[Directive] Return the material word for word. Do not include the pictures.

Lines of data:
= = = =

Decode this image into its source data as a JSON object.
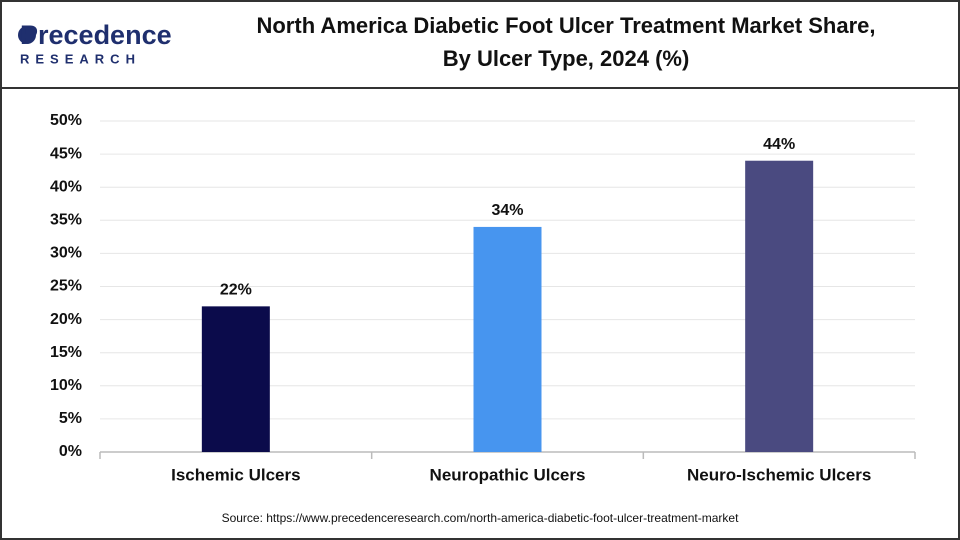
{
  "logo": {
    "name": "Precedence",
    "tagline": "RESEARCH"
  },
  "chart_data": {
    "type": "bar",
    "title": [
      "North America Diabetic Foot Ulcer Treatment Market Share,",
      "By Ulcer Type, 2024 (%)"
    ],
    "categories": [
      "Ischemic Ulcers",
      "Neuropathic Ulcers",
      "Neuro-Ischemic Ulcers"
    ],
    "values": [
      22,
      34,
      44
    ],
    "value_labels": [
      "22%",
      "34%",
      "44%"
    ],
    "colors": [
      "#0b0b4b",
      "#4795ef",
      "#4a4a80"
    ],
    "ylim": [
      0,
      50
    ],
    "yticks": [
      {
        "value": 0,
        "label": "0%"
      },
      {
        "value": 5,
        "label": "5%"
      },
      {
        "value": 10,
        "label": "10%"
      },
      {
        "value": 15,
        "label": "15%"
      },
      {
        "value": 20,
        "label": "20%"
      },
      {
        "value": 25,
        "label": "25%"
      },
      {
        "value": 30,
        "label": "30%"
      },
      {
        "value": 35,
        "label": "35%"
      },
      {
        "value": 40,
        "label": "40%"
      },
      {
        "value": 45,
        "label": "45%"
      },
      {
        "value": 50,
        "label": "50%"
      }
    ],
    "grid": true,
    "source": "Source: https://www.precedenceresearch.com/north-america-diabetic-foot-ulcer-treatment-market"
  }
}
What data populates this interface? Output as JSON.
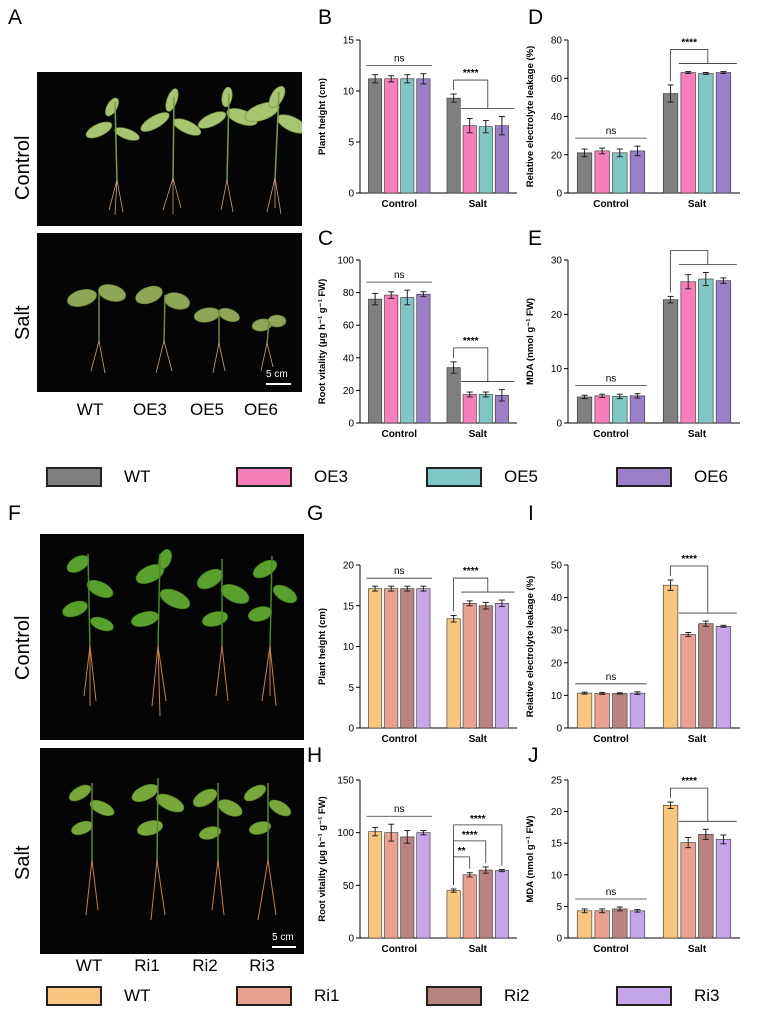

= = = =

[Task solution]
Decode this image into its source data as a JSON object.
{
  "logo": {
    "name": "Precedence",
    "tagline": "RESEARCH"
  },
  "chart_data": {
    "type": "bar",
    "title": [
      "North America Diabetic Foot Ulcer Treatment Market Share,",
      "By Ulcer Type, 2024 (%)"
    ],
    "categories": [
      "Ischemic Ulcers",
      "Neuropathic Ulcers",
      "Neuro-Ischemic Ulcers"
    ],
    "values": [
      22,
      34,
      44
    ],
    "value_labels": [
      "22%",
      "34%",
      "44%"
    ],
    "colors": [
      "#0b0b4b",
      "#4795ef",
      "#4a4a80"
    ],
    "ylim": [
      0,
      50
    ],
    "yticks": [
      {
        "value": 0,
        "label": "0%"
      },
      {
        "value": 5,
        "label": "5%"
      },
      {
        "value": 10,
        "label": "10%"
      },
      {
        "value": 15,
        "label": "15%"
      },
      {
        "value": 20,
        "label": "20%"
      },
      {
        "value": 25,
        "label": "25%"
      },
      {
        "value": 30,
        "label": "30%"
      },
      {
        "value": 35,
        "label": "35%"
      },
      {
        "value": 40,
        "label": "40%"
      },
      {
        "value": 45,
        "label": "45%"
      },
      {
        "value": 50,
        "label": "50%"
      }
    ],
    "grid": true,
    "source": "Source: https://www.precedenceresearch.com/north-america-diabetic-foot-ulcer-treatment-market"
  }
}
What data populates this interface? Output as JSON.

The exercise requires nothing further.